- [What you need to do] Tally the lines that contain the string "파트너변호사" and give the number by itself.

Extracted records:
========

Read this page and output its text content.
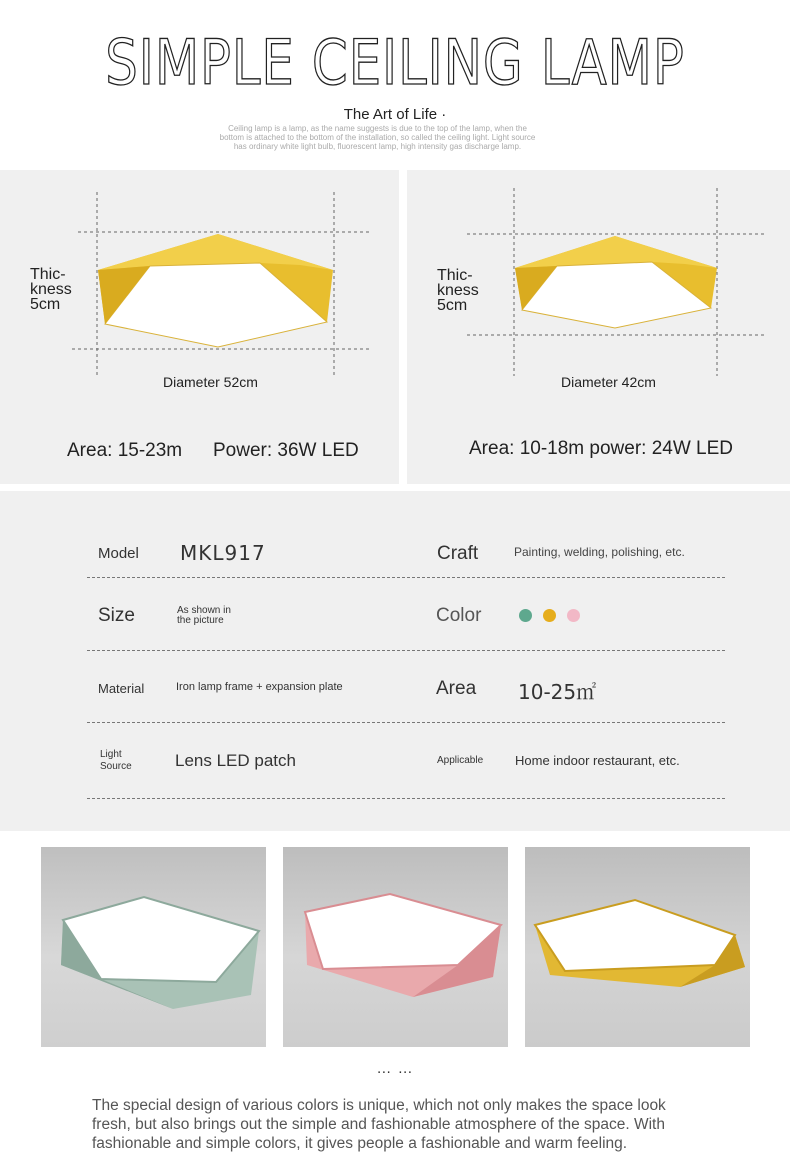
SIMPLE CEILING LAMP
The Art of Life ·
Ceiling lamp is a lamp, as the name suggests is due to the top of the lamp, when the bottom is attached to the bottom of the installation, so called the ceiling light. Light source has ordinary white light bulb, fluorescent lamp, high intensity gas discharge lamp.
Thic-
kness
5cm
Diameter 52cm
Area: 15-23m Power: 36W LED
Thic-
kness
5cm
Diameter 42cm
Area: 10-18m power: 24W LED
Model MKL917	Craft	Painting, welding, polishing, etc.
Size	As shown in the picture	Color
Material	Iron lamp frame + expansion plate	Area 10-25㎡
Light Source	Lens LED patch	Applicable Home indoor restaurant, etc.
… …
The special design of various colors is unique, which not only makes the space look fresh, but also brings out the simple and fashionable atmosphere of the space. With fashionable and simple colors, it gives people a fashionable and warm feeling.
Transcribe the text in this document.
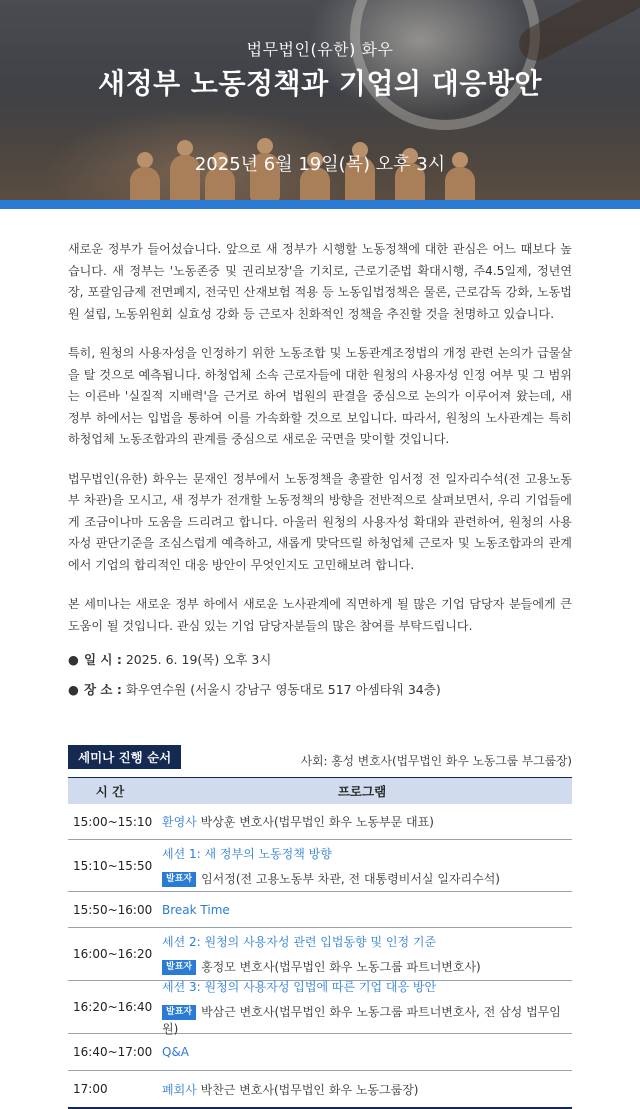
법무법인(유한) 화우
새정부 노동정책과 기업의 대응방안
2025년 6월 19일(목) 오후 3시

새로운 정부가 들어섰습니다. 앞으로 새 정부가 시행할 노동정책에 대한 관심은 어느 때보다 높습니다. 새 정부는 '노동존중 및 권리보장'을 기치로, 근로기준법 확대시행, 주4.5일제, 정년연장, 포괄임금제 전면폐지, 전국민 산재보험 적용 등 노동입법정책은 물론, 근로감독 강화, 노동법원 설립, 노동위원회 실효성 강화 등 근로자 친화적인 정책을 추진할 것을 천명하고 있습니다.

특히, 원청의 사용자성을 인정하기 위한 노동조합 및 노동관계조정법의 개정 관련 논의가 급물살을 탈 것으로 예측됩니다. 하청업체 소속 근로자들에 대한 원청의 사용자성 인정 여부 및 그 범위는 이른바 '실질적 지배력'을 근거로 하여 법원의 판결을 중심으로 논의가 이루어져 왔는데, 새 정부 하에서는 입법을 통하여 이를 가속화할 것으로 보입니다. 따라서, 원청의 노사관계는 특히 하청업체 노동조합과의 관계를 중심으로 새로운 국면을 맞이할 것입니다.

법무법인(유한) 화우는 문재인 정부에서 노동정책을 총괄한 임서정 전 일자리수석(전 고용노동부 차관)을 모시고, 새 정부가 전개할 노동정책의 방향을 전반적으로 살펴보면서, 우리 기업들에게 조금이나마 도움을 드리려고 합니다. 아울러 원청의 사용자성 확대와 관련하여, 원청의 사용자성 판단기준을 조심스럽게 예측하고, 새롭게 맞닥뜨릴 하청업체 근로자 및 노동조합과의 관계에서 기업의 합리적인 대응 방안이 무엇인지도 고민해보려 합니다.

본 세미나는 새로운 정부 하에서 새로운 노사관계에 직면하게 될 많은 기업 담당자 분들에게 큰 도움이 될 것입니다. 관심 있는 기업 담당자분들의 많은 참여를 부탁드립니다.

● 일 시 : 2025. 6. 19(목) 오후 3시
● 장 소 : 화우연수원 (서울시 강남구 영동대로 517 아셈타워 34층)
세미나 진행 순서	사회: 홍성 변호사(법무법인 화우 노동그룹 부그룹장)
시 간	프로그램
15:00~15:10 환영사 박상훈 변호사(법무법인 화우 노동부문 대표)
15:10~15:50
세션 1: 새 정부의 노동정책 방향
발표자 임서정(전 고용노동부 차관, 전 대통령비서실 일자리수석)
15:50~16:00 Break Time
16:00~16:20
세션 2: 원청의 사용자성 관련 입법동향 및 인정 기준
발표자 홍정모 변호사(법무법인 화우 노동그룹 파트너변호사)
16:20~16:40
세션 3: 원청의 사용자성 입법에 따른 기업 대응 방안
발표자 박삼근 변호사(법무법인 화우 노동그룹 파트너변호사, 전 삼성 법무임원)
16:40~17:00 Q&A
17:00	폐회사 박찬근 변호사(법무법인 화우 노동그룹장)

========

- [Output of the exercise] 2